[Exercise directions] Give every line from the entries that contains "Click".

Dataset excerpts
────────────────────

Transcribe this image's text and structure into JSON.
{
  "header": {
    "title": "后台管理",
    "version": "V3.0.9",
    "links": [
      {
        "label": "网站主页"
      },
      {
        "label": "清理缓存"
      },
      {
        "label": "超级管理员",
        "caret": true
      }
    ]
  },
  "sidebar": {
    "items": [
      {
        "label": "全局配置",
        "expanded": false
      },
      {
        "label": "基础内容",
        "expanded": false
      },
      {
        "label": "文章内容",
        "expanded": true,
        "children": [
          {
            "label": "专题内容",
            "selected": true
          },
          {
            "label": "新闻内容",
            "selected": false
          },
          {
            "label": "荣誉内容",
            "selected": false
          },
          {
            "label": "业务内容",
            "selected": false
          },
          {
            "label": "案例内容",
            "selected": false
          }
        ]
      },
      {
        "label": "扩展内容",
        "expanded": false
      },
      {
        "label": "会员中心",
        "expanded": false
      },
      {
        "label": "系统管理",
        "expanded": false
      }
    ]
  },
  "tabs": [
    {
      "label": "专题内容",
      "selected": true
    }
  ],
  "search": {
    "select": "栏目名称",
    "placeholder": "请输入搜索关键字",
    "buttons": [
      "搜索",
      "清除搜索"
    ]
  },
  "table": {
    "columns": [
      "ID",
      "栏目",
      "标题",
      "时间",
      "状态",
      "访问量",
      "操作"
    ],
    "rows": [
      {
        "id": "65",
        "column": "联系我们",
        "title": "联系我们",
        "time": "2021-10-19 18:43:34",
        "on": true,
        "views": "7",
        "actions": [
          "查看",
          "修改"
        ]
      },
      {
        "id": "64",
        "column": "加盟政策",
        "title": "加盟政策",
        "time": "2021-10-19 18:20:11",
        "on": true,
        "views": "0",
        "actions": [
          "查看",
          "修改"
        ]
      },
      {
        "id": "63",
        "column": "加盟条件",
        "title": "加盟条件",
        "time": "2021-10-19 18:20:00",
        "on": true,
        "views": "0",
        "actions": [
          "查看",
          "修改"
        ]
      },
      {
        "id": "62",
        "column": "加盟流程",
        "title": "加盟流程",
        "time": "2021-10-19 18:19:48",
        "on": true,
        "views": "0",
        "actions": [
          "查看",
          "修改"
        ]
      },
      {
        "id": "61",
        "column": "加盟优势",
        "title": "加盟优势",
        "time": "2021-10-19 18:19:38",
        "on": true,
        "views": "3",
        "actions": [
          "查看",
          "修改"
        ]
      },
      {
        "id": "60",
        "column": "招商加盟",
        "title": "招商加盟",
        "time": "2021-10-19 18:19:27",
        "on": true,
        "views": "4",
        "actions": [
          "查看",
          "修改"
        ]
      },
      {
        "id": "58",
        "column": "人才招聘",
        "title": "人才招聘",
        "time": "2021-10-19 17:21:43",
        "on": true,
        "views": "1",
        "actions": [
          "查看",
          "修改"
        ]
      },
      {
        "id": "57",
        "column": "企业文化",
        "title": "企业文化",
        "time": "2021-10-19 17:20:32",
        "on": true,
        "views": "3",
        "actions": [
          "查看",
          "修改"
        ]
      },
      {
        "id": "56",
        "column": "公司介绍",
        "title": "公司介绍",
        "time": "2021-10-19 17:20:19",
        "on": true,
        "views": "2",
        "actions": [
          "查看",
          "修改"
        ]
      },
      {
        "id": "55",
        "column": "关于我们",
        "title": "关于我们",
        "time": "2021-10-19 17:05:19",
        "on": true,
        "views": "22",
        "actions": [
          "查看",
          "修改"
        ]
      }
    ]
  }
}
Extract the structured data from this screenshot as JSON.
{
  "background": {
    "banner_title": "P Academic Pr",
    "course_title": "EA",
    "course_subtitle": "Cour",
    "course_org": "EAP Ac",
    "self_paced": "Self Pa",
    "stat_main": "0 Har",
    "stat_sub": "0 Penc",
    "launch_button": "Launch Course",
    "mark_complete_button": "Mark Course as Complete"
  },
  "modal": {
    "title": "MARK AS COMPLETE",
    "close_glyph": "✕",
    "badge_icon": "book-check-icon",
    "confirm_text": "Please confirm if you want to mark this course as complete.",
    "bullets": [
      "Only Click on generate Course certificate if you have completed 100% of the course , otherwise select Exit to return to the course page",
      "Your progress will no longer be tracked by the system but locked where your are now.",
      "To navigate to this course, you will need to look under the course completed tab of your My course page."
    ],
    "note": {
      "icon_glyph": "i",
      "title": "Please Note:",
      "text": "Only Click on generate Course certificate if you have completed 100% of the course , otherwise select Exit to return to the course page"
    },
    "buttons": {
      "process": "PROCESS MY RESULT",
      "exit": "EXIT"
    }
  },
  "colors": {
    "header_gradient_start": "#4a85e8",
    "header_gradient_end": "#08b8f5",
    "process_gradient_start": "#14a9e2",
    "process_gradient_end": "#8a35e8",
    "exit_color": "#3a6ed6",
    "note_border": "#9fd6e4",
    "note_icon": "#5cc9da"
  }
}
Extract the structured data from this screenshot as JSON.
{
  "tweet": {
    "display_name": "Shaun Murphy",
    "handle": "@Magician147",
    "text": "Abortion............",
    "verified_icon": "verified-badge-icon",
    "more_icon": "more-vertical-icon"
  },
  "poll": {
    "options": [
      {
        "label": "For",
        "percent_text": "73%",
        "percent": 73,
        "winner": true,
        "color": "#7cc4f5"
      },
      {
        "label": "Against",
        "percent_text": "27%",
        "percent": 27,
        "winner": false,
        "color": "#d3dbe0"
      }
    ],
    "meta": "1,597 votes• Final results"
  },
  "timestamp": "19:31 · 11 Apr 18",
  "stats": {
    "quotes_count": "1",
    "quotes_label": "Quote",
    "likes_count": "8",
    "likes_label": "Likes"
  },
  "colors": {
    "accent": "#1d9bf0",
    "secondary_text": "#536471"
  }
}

────────────────────

[Result below]
      "Only Click on generate Course certificate if you have completed 100% of the course , otherwise select Exit to return to the course page",
      "text": "Only Click on generate Course certificate if you have completed 100% of the course , otherwise select Exit to return to the course page"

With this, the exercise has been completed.